TASK REQUIREMENTS.
Please render every line of the records below as a Markdown table with the columns Row and Line, skipping blank lines and leaving the pictures out.

(Item position entries)
Begin
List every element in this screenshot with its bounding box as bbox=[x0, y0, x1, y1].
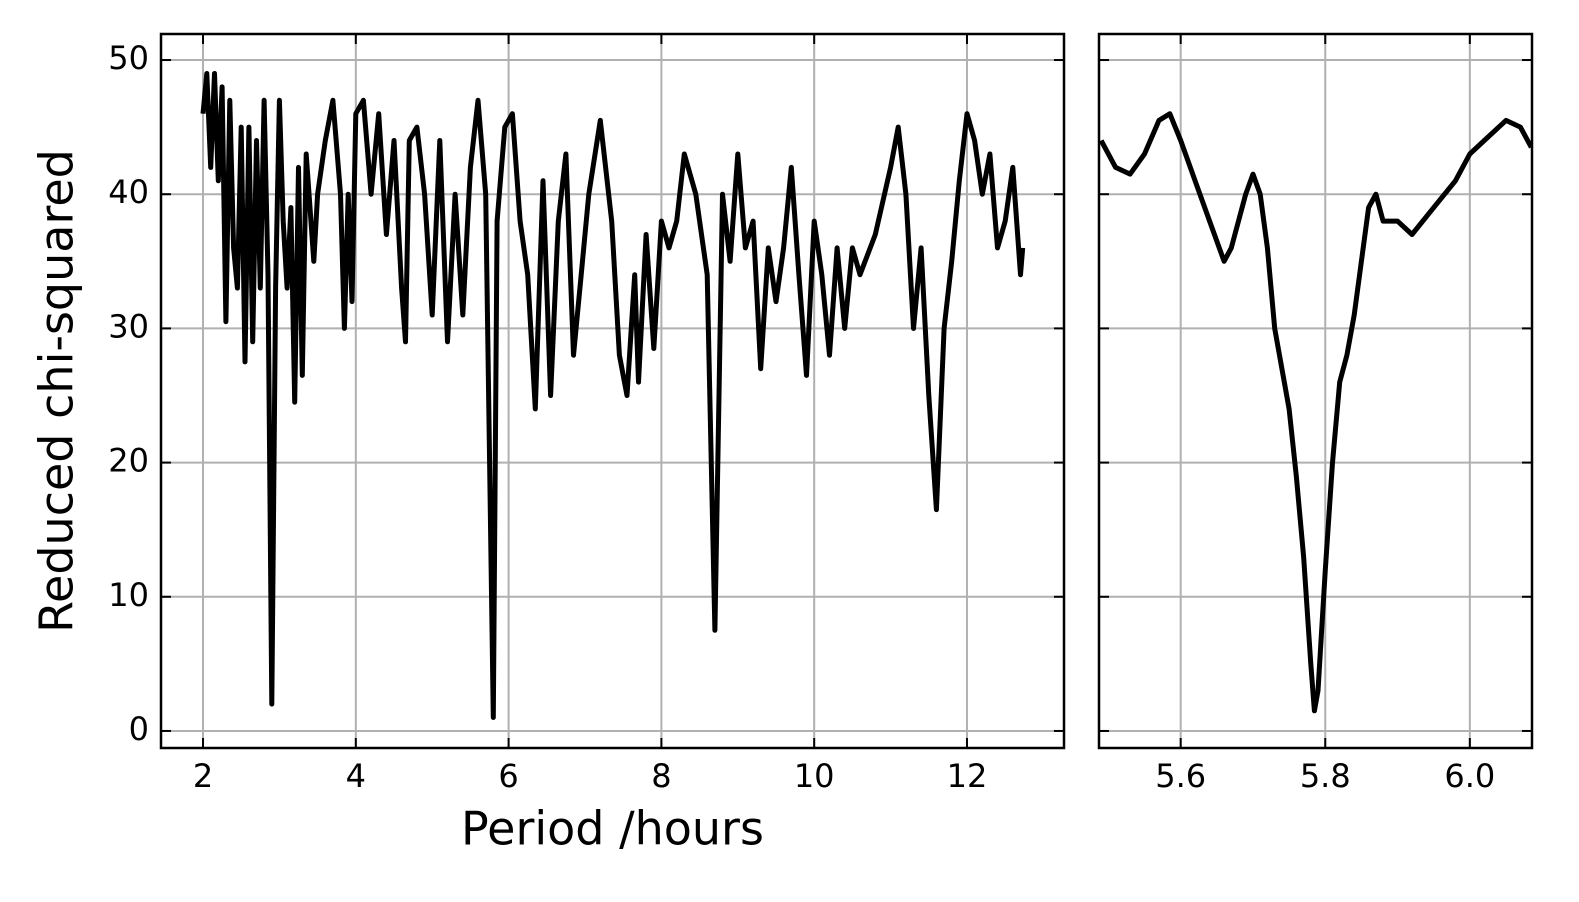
y-tick-label: 20 bbox=[108, 442, 149, 480]
axes-frame bbox=[159, 32, 1066, 750]
y-tick-label: 40 bbox=[108, 173, 149, 211]
x-tick-label: 12 bbox=[947, 757, 988, 795]
y-tick-label: 10 bbox=[108, 576, 149, 614]
x-axis-label: Period /hours bbox=[461, 802, 764, 856]
y-axis-label: Reduced chi-squared bbox=[30, 149, 84, 633]
data-line bbox=[1099, 111, 1532, 714]
x-tick-label: 4 bbox=[346, 757, 366, 795]
x-tick-label: 2 bbox=[193, 757, 213, 795]
y-tick-label: 30 bbox=[108, 307, 149, 345]
data-line bbox=[200, 71, 1026, 720]
y-tick-label: 50 bbox=[108, 39, 149, 77]
x-tick-label: 6 bbox=[498, 757, 518, 795]
x-tick-label: 6.0 bbox=[1444, 757, 1495, 795]
x-tick-label: 10 bbox=[794, 757, 835, 795]
x-tick-label: 5.8 bbox=[1300, 757, 1351, 795]
axes-frame bbox=[1097, 32, 1534, 750]
x-tick-label: 8 bbox=[651, 757, 671, 795]
x-tick-label: 5.6 bbox=[1155, 757, 1206, 795]
y-tick-label: 0 bbox=[129, 710, 149, 748]
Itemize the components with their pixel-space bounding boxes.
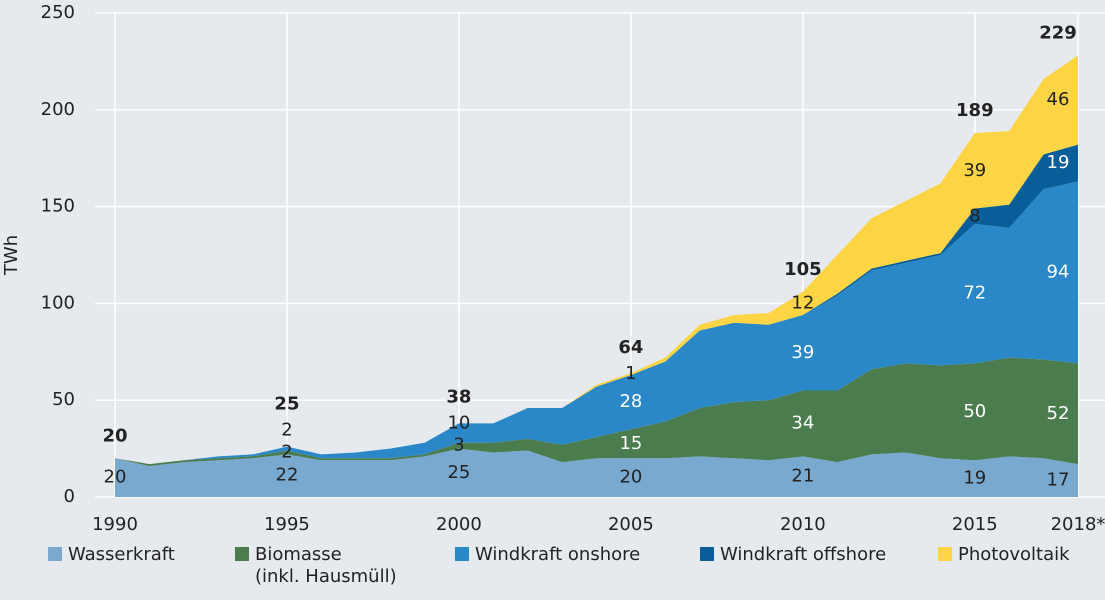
area (115, 448, 1078, 497)
y-tick-label: 200 (41, 99, 75, 120)
value-label: 1 (625, 363, 636, 384)
x-tick-label: 1995 (264, 514, 310, 535)
legend-swatch (938, 547, 952, 561)
value-label: 20 (619, 467, 642, 488)
x-tick-label: 2018* (1051, 514, 1105, 535)
value-label: 25 (447, 462, 470, 483)
value-label: 34 (791, 412, 814, 433)
value-label: 19 (1047, 152, 1070, 173)
y-axis-label: TWh (1, 235, 22, 276)
value-label: 2 (281, 419, 292, 440)
value-label: 46 (1047, 89, 1070, 110)
x-tick-label: 2000 (436, 514, 482, 535)
value-label: 94 (1047, 261, 1070, 282)
value-label: 39 (791, 342, 814, 363)
legend-label: Windkraft onshore (475, 544, 640, 565)
value-label: 10 (447, 413, 470, 434)
y-tick-label: 100 (41, 292, 75, 313)
total-label: 105 (784, 259, 822, 280)
area (115, 181, 1078, 465)
value-label: 28 (619, 391, 642, 412)
x-tick-label: 2010 (780, 514, 826, 535)
legend-swatch (455, 547, 469, 561)
value-label: 15 (619, 433, 642, 454)
total-label: 20 (102, 425, 127, 446)
legend-label: Photovoltaik (958, 544, 1070, 565)
value-label: 21 (791, 466, 814, 487)
x-tick-label: 2005 (608, 514, 654, 535)
area (115, 357, 1078, 467)
x-tick-label: 2015 (952, 514, 998, 535)
x-tick-label: 1990 (92, 514, 138, 535)
legend-swatch (700, 547, 714, 561)
y-tick-label: 250 (41, 2, 75, 23)
value-label: 12 (791, 292, 814, 313)
legend-swatch (48, 547, 62, 561)
value-label: 22 (276, 465, 299, 486)
total-label: 229 (1039, 23, 1077, 44)
y-tick-label: 50 (52, 389, 75, 410)
legend-swatch (235, 547, 249, 561)
value-label: 19 (963, 468, 986, 489)
value-label: 20 (104, 467, 127, 488)
legend-label: Windkraft offshore (720, 544, 886, 565)
total-label: 64 (618, 337, 643, 358)
total-label: 25 (274, 393, 299, 414)
value-label: 3 (453, 435, 464, 456)
legend-label: Biomasse (inkl. Hausmüll) (255, 544, 397, 587)
value-label: 52 (1047, 403, 1070, 424)
value-label: 8 (969, 205, 980, 226)
value-label: 39 (963, 160, 986, 181)
total-label: 189 (956, 100, 994, 121)
total-label: 38 (446, 387, 471, 408)
value-label: 50 (963, 401, 986, 422)
legend-label: Wasserkraft (68, 544, 175, 565)
area (115, 55, 1078, 465)
value-label: 72 (963, 283, 986, 304)
y-tick-label: 0 (64, 486, 75, 507)
value-label: 17 (1047, 470, 1070, 491)
y-tick-label: 150 (41, 196, 75, 217)
value-label: 2 (281, 441, 292, 462)
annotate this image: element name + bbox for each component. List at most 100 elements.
End
SOLUTION FOR THIS EXERCISE.
| Row | Line |
|---|---|
| 1 | List every element in this screenshot with its bounding box as bbox=[x0, y0, x1, y1]. |
| 2 | y-tick-label: 20 bbox=[108, 442, 149, 480] |
| 3 | axes-frame bbox=[159, 32, 1066, 750] |
| 4 | y-tick-label: 40 bbox=[108, 173, 149, 211] |
| 5 | x-tick-label: 12 bbox=[947, 757, 988, 795] |
| 6 | y-tick-label: 10 bbox=[108, 576, 149, 614] |
| 7 | x-axis-label: Period /hours bbox=[461, 802, 764, 856] |
| 8 | y-axis-label: Reduced chi-squared bbox=[30, 149, 84, 633] |
| 9 | data-line bbox=[1099, 111, 1532, 714] |
| 10 | x-tick-label: 4 bbox=[346, 757, 366, 795] |
| 11 | x-tick-label: 2 bbox=[193, 757, 213, 795] |
| 12 | y-tick-label: 30 bbox=[108, 307, 149, 345] |
| 13 | data-line bbox=[200, 71, 1026, 720] |
| 14 | y-tick-label: 50 bbox=[108, 39, 149, 77] |
| 15 | x-tick-label: 6 bbox=[498, 757, 518, 795] |
| 16 | x-tick-label: 6.0 bbox=[1444, 757, 1495, 795] |
| 17 | x-tick-label: 10 bbox=[794, 757, 835, 795] |
| 18 | x-tick-label: 5.8 bbox=[1300, 757, 1351, 795] |
| 19 | axes-frame bbox=[1097, 32, 1534, 750] |
| 20 | x-tick-label: 8 bbox=[651, 757, 671, 795] |
| 21 | x-tick-label: 5.6 bbox=[1155, 757, 1206, 795] |
| 22 | y-tick-label: 0 bbox=[129, 710, 149, 748] |
| 23 | Itemize the components with their pixel-space bounding boxes. |
| 24 | area (115, 448, 1078, 497) |
| 25 | y-tick-label: 200 (41, 99, 75, 120) |
| 26 | value-label: 1 (625, 363, 636, 384) |
| 27 | x-tick-label: 1995 (264, 514, 310, 535) |
| 28 | legend-swatch (938, 547, 952, 561) |
| 29 | value-label: 20 (619, 467, 642, 488) |
| 30 | x-tick-label: 2018* (1051, 514, 1105, 535) |
| 31 | value-label: 25 (447, 462, 470, 483) |
| 32 | value-label: 34 (791, 412, 814, 433) |
| 33 | value-label: 19 (1047, 152, 1070, 173) |
| 34 | y-axis-label: TWh (1, 235, 22, 276) |
| 35 | value-label: 2 (281, 419, 292, 440) |
| 36 | value-label: 46 (1047, 89, 1070, 110) |
| 37 | x-tick-label: 2000 (436, 514, 482, 535) |
| 38 | value-label: 94 (1047, 261, 1070, 282) |
| 39 | value-label: 39 (791, 342, 814, 363) |
| 40 | legend-label: Windkraft onshore (475, 544, 640, 565) |
| 41 | value-label: 10 (447, 413, 470, 434) |
| 42 | y-tick-label: 100 (41, 292, 75, 313) |
| 43 | total-label: 105 (784, 259, 822, 280) |
| 44 | area (115, 181, 1078, 465) |
| 45 | value-label: 28 (619, 391, 642, 412) |
| 46 | x-tick-label: 2010 (780, 514, 826, 535) |
| 47 | legend-swatch (455, 547, 469, 561) |
| 48 | value-label: 15 (619, 433, 642, 454) |
| 49 | total-label: 20 (102, 425, 127, 446) |
| 50 | legend-label: Photovoltaik (958, 544, 1070, 565) |
| 51 | value-label: 21 (791, 466, 814, 487) |
| 52 | x-tick-label: 2005 (608, 514, 654, 535) |
| 53 | area (115, 357, 1078, 467) |
| 54 | x-tick-label: 2015 (952, 514, 998, 535) |
| 55 | x-tick-label: 1990 (92, 514, 138, 535) |
| 56 | legend-swatch (700, 547, 714, 561) |
| 57 | y-tick-label: 250 (41, 2, 75, 23) |
| 58 | value-label: 12 (791, 292, 814, 313) |
| 59 | legend-swatch (48, 547, 62, 561) |
| 60 | value-label: 22 (276, 465, 299, 486) |
| 61 | total-label: 229 (1039, 23, 1077, 44) |
| 62 | y-tick-label: 50 (52, 389, 75, 410) |
| 63 | legend-swatch (235, 547, 249, 561) |
| 64 | value-label: 19 (963, 468, 986, 489) |
| 65 | value-label: 20 (104, 467, 127, 488) |
| 66 | legend-label: Windkraft offshore (720, 544, 886, 565) |
| 67 | total-label: 64 (618, 337, 643, 358) |
| 68 | total-label: 25 (274, 393, 299, 414) |
| 69 | value-label: 3 (453, 435, 464, 456) |
| 70 | legend-label: Biomasse (inkl. Hausmüll) (255, 544, 397, 587) |
| 71 | value-label: 52 (1047, 403, 1070, 424) |
| 72 | value-label: 8 (969, 205, 980, 226) |
| 73 | value-label: 39 (963, 160, 986, 181) |
| 74 | total-label: 189 (956, 100, 994, 121) |
| 75 | total-label: 38 (446, 387, 471, 408) |
| 76 | value-label: 50 (963, 401, 986, 422) |
| 77 | legend-label: Wasserkraft (68, 544, 175, 565) |
| 78 | area (115, 55, 1078, 465) |
| 79 | value-label: 72 (963, 283, 986, 304) |
| 80 | y-tick-label: 0 (64, 486, 75, 507) |
| 81 | value-label: 17 (1047, 470, 1070, 491) |
| 82 | y-tick-label: 150 (41, 196, 75, 217) |
| 83 | value-label: 2 (281, 441, 292, 462) |
| 84 | annotate this image: element name + bbox for each component. List at most 100 elements. |